WHAT IS NEEDED:
Exactly as written, retype the listing below, omitting the pictures.

——

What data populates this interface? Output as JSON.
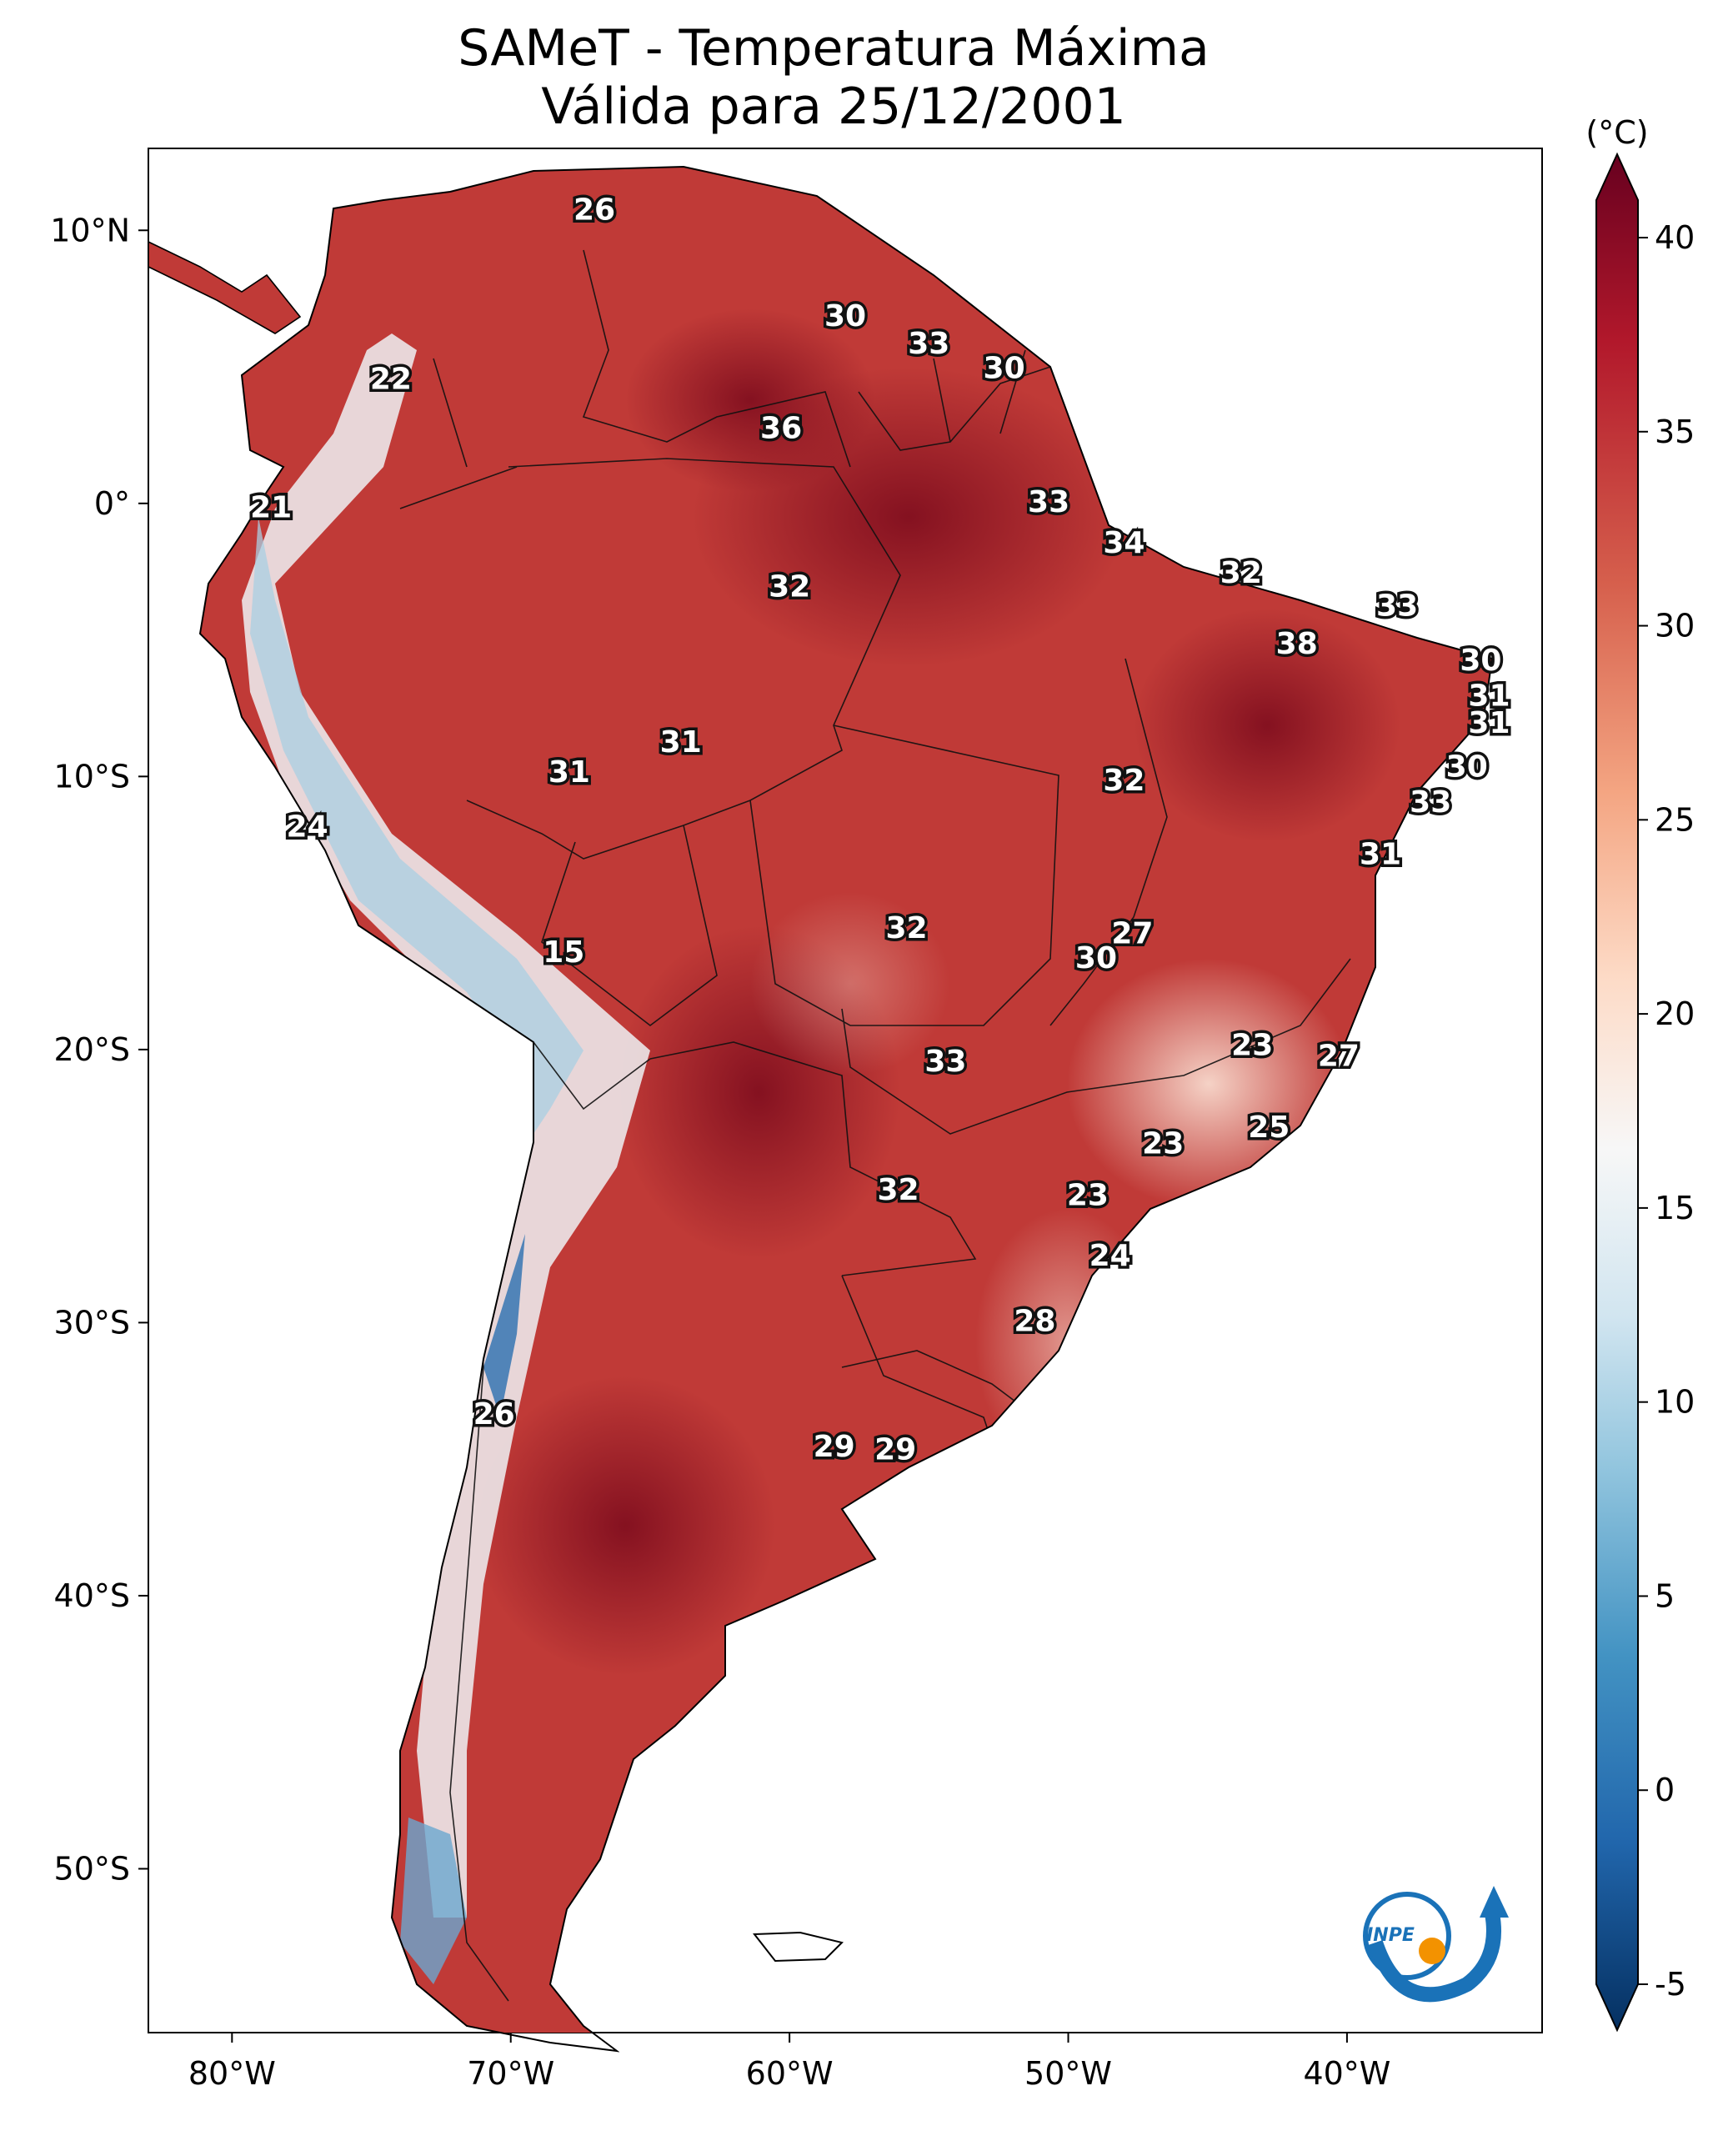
{
  "title": {
    "line1": "SAMeT - Temperatura Máxima",
    "line2": "Válida para 25/12/2001"
  },
  "lon_ticks": [
    {
      "lon": -80,
      "label": "80°W"
    },
    {
      "lon": -70,
      "label": "70°W"
    },
    {
      "lon": -60,
      "label": "60°W"
    },
    {
      "lon": -50,
      "label": "50°W"
    },
    {
      "lon": -40,
      "label": "40°W"
    }
  ],
  "lat_ticks": [
    {
      "lat": 10,
      "label": "10°N"
    },
    {
      "lat": 0,
      "label": "0°"
    },
    {
      "lat": -10,
      "label": "10°S"
    },
    {
      "lat": -20,
      "label": "20°S"
    },
    {
      "lat": -30,
      "label": "30°S"
    },
    {
      "lat": -40,
      "label": "40°S"
    },
    {
      "lat": -50,
      "label": "50°S"
    }
  ],
  "map_extent": {
    "lon_min": -83,
    "lon_max": -33,
    "lat_min": -56,
    "lat_max": 13
  },
  "colorbar": {
    "unit": "(°C)",
    "min": -5,
    "max": 40,
    "ticks": [
      {
        "value": 40,
        "label": "40"
      },
      {
        "value": 35,
        "label": "35"
      },
      {
        "value": 30,
        "label": "30"
      },
      {
        "value": 25,
        "label": "25"
      },
      {
        "value": 20,
        "label": "20"
      },
      {
        "value": 15,
        "label": "15"
      },
      {
        "value": 10,
        "label": "10"
      },
      {
        "value": 5,
        "label": "5"
      },
      {
        "value": 0,
        "label": "0"
      },
      {
        "value": -5,
        "label": "-5"
      }
    ],
    "colors": [
      "#053061",
      "#2166ac",
      "#4393c3",
      "#92c5de",
      "#d1e5f0",
      "#f7f7f7",
      "#fddbc7",
      "#f4a582",
      "#d6604d",
      "#b2182b",
      "#67001f"
    ]
  },
  "temperature_labels": [
    {
      "lon": -67.0,
      "lat": 10.7,
      "value": "26"
    },
    {
      "lon": -74.3,
      "lat": 4.5,
      "value": "22"
    },
    {
      "lon": -78.6,
      "lat": -0.2,
      "value": "21"
    },
    {
      "lon": -58.0,
      "lat": 6.8,
      "value": "30"
    },
    {
      "lon": -55.0,
      "lat": 5.8,
      "value": "33"
    },
    {
      "lon": -52.3,
      "lat": 4.9,
      "value": "30"
    },
    {
      "lon": -60.3,
      "lat": 2.7,
      "value": "36"
    },
    {
      "lon": -50.7,
      "lat": 0.0,
      "value": "33"
    },
    {
      "lon": -48.0,
      "lat": -1.5,
      "value": "34"
    },
    {
      "lon": -43.8,
      "lat": -2.6,
      "value": "32"
    },
    {
      "lon": -60.0,
      "lat": -3.1,
      "value": "32"
    },
    {
      "lon": -38.2,
      "lat": -3.8,
      "value": "33"
    },
    {
      "lon": -41.8,
      "lat": -5.2,
      "value": "38"
    },
    {
      "lon": -35.2,
      "lat": -5.8,
      "value": "30"
    },
    {
      "lon": -34.9,
      "lat": -7.1,
      "value": "31"
    },
    {
      "lon": -34.9,
      "lat": -8.1,
      "value": "31"
    },
    {
      "lon": -63.9,
      "lat": -8.8,
      "value": "31"
    },
    {
      "lon": -67.9,
      "lat": -9.9,
      "value": "31"
    },
    {
      "lon": -35.7,
      "lat": -9.7,
      "value": "30"
    },
    {
      "lon": -48.0,
      "lat": -10.2,
      "value": "32"
    },
    {
      "lon": -37.0,
      "lat": -11.0,
      "value": "33"
    },
    {
      "lon": -77.3,
      "lat": -11.9,
      "value": "24"
    },
    {
      "lon": -38.8,
      "lat": -12.9,
      "value": "31"
    },
    {
      "lon": -55.8,
      "lat": -15.6,
      "value": "32"
    },
    {
      "lon": -47.7,
      "lat": -15.8,
      "value": "27"
    },
    {
      "lon": -49.0,
      "lat": -16.7,
      "value": "30"
    },
    {
      "lon": -68.1,
      "lat": -16.5,
      "value": "15"
    },
    {
      "lon": -43.4,
      "lat": -19.9,
      "value": "23"
    },
    {
      "lon": -54.4,
      "lat": -20.5,
      "value": "33"
    },
    {
      "lon": -40.3,
      "lat": -20.3,
      "value": "27"
    },
    {
      "lon": -42.8,
      "lat": -22.9,
      "value": "25"
    },
    {
      "lon": -46.6,
      "lat": -23.5,
      "value": "23"
    },
    {
      "lon": -49.3,
      "lat": -25.4,
      "value": "23"
    },
    {
      "lon": -56.1,
      "lat": -25.2,
      "value": "32"
    },
    {
      "lon": -48.5,
      "lat": -27.6,
      "value": "24"
    },
    {
      "lon": -51.2,
      "lat": -30.0,
      "value": "28"
    },
    {
      "lon": -70.6,
      "lat": -33.4,
      "value": "26"
    },
    {
      "lon": -58.4,
      "lat": -34.6,
      "value": "29"
    },
    {
      "lon": -56.2,
      "lat": -34.7,
      "value": "29"
    }
  ],
  "logo": {
    "text": "INPE",
    "colors": {
      "blue": "#1a72b8",
      "orange": "#f39200"
    }
  }
}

——

THE REPLY:
What data populates this interface? Output as JSON.
{
  "title": {
    "line1": "SAMeT - Temperatura Máxima",
    "line2": "Válida para 25/12/2001"
  },
  "lon_ticks": [
    {
      "lon": -80,
      "label": "80°W"
    },
    {
      "lon": -70,
      "label": "70°W"
    },
    {
      "lon": -60,
      "label": "60°W"
    },
    {
      "lon": -50,
      "label": "50°W"
    },
    {
      "lon": -40,
      "label": "40°W"
    }
  ],
  "lat_ticks": [
    {
      "lat": 10,
      "label": "10°N"
    },
    {
      "lat": 0,
      "label": "0°"
    },
    {
      "lat": -10,
      "label": "10°S"
    },
    {
      "lat": -20,
      "label": "20°S"
    },
    {
      "lat": -30,
      "label": "30°S"
    },
    {
      "lat": -40,
      "label": "40°S"
    },
    {
      "lat": -50,
      "label": "50°S"
    }
  ],
  "map_extent": {
    "lon_min": -83,
    "lon_max": -33,
    "lat_min": -56,
    "lat_max": 13
  },
  "colorbar": {
    "unit": "(°C)",
    "min": -5,
    "max": 40,
    "ticks": [
      {
        "value": 40,
        "label": "40"
      },
      {
        "value": 35,
        "label": "35"
      },
      {
        "value": 30,
        "label": "30"
      },
      {
        "value": 25,
        "label": "25"
      },
      {
        "value": 20,
        "label": "20"
      },
      {
        "value": 15,
        "label": "15"
      },
      {
        "value": 10,
        "label": "10"
      },
      {
        "value": 5,
        "label": "5"
      },
      {
        "value": 0,
        "label": "0"
      },
      {
        "value": -5,
        "label": "-5"
      }
    ],
    "colors": [
      "#053061",
      "#2166ac",
      "#4393c3",
      "#92c5de",
      "#d1e5f0",
      "#f7f7f7",
      "#fddbc7",
      "#f4a582",
      "#d6604d",
      "#b2182b",
      "#67001f"
    ]
  },
  "temperature_labels": [
    {
      "lon": -67.0,
      "lat": 10.7,
      "value": "26"
    },
    {
      "lon": -74.3,
      "lat": 4.5,
      "value": "22"
    },
    {
      "lon": -78.6,
      "lat": -0.2,
      "value": "21"
    },
    {
      "lon": -58.0,
      "lat": 6.8,
      "value": "30"
    },
    {
      "lon": -55.0,
      "lat": 5.8,
      "value": "33"
    },
    {
      "lon": -52.3,
      "lat": 4.9,
      "value": "30"
    },
    {
      "lon": -60.3,
      "lat": 2.7,
      "value": "36"
    },
    {
      "lon": -50.7,
      "lat": 0.0,
      "value": "33"
    },
    {
      "lon": -48.0,
      "lat": -1.5,
      "value": "34"
    },
    {
      "lon": -43.8,
      "lat": -2.6,
      "value": "32"
    },
    {
      "lon": -60.0,
      "lat": -3.1,
      "value": "32"
    },
    {
      "lon": -38.2,
      "lat": -3.8,
      "value": "33"
    },
    {
      "lon": -41.8,
      "lat": -5.2,
      "value": "38"
    },
    {
      "lon": -35.2,
      "lat": -5.8,
      "value": "30"
    },
    {
      "lon": -34.9,
      "lat": -7.1,
      "value": "31"
    },
    {
      "lon": -34.9,
      "lat": -8.1,
      "value": "31"
    },
    {
      "lon": -63.9,
      "lat": -8.8,
      "value": "31"
    },
    {
      "lon": -67.9,
      "lat": -9.9,
      "value": "31"
    },
    {
      "lon": -35.7,
      "lat": -9.7,
      "value": "30"
    },
    {
      "lon": -48.0,
      "lat": -10.2,
      "value": "32"
    },
    {
      "lon": -37.0,
      "lat": -11.0,
      "value": "33"
    },
    {
      "lon": -77.3,
      "lat": -11.9,
      "value": "24"
    },
    {
      "lon": -38.8,
      "lat": -12.9,
      "value": "31"
    },
    {
      "lon": -55.8,
      "lat": -15.6,
      "value": "32"
    },
    {
      "lon": -47.7,
      "lat": -15.8,
      "value": "27"
    },
    {
      "lon": -49.0,
      "lat": -16.7,
      "value": "30"
    },
    {
      "lon": -68.1,
      "lat": -16.5,
      "value": "15"
    },
    {
      "lon": -43.4,
      "lat": -19.9,
      "value": "23"
    },
    {
      "lon": -54.4,
      "lat": -20.5,
      "value": "33"
    },
    {
      "lon": -40.3,
      "lat": -20.3,
      "value": "27"
    },
    {
      "lon": -42.8,
      "lat": -22.9,
      "value": "25"
    },
    {
      "lon": -46.6,
      "lat": -23.5,
      "value": "23"
    },
    {
      "lon": -49.3,
      "lat": -25.4,
      "value": "23"
    },
    {
      "lon": -56.1,
      "lat": -25.2,
      "value": "32"
    },
    {
      "lon": -48.5,
      "lat": -27.6,
      "value": "24"
    },
    {
      "lon": -51.2,
      "lat": -30.0,
      "value": "28"
    },
    {
      "lon": -70.6,
      "lat": -33.4,
      "value": "26"
    },
    {
      "lon": -58.4,
      "lat": -34.6,
      "value": "29"
    },
    {
      "lon": -56.2,
      "lat": -34.7,
      "value": "29"
    }
  ],
  "logo": {
    "text": "INPE",
    "colors": {
      "blue": "#1a72b8",
      "orange": "#f39200"
    }
  }
}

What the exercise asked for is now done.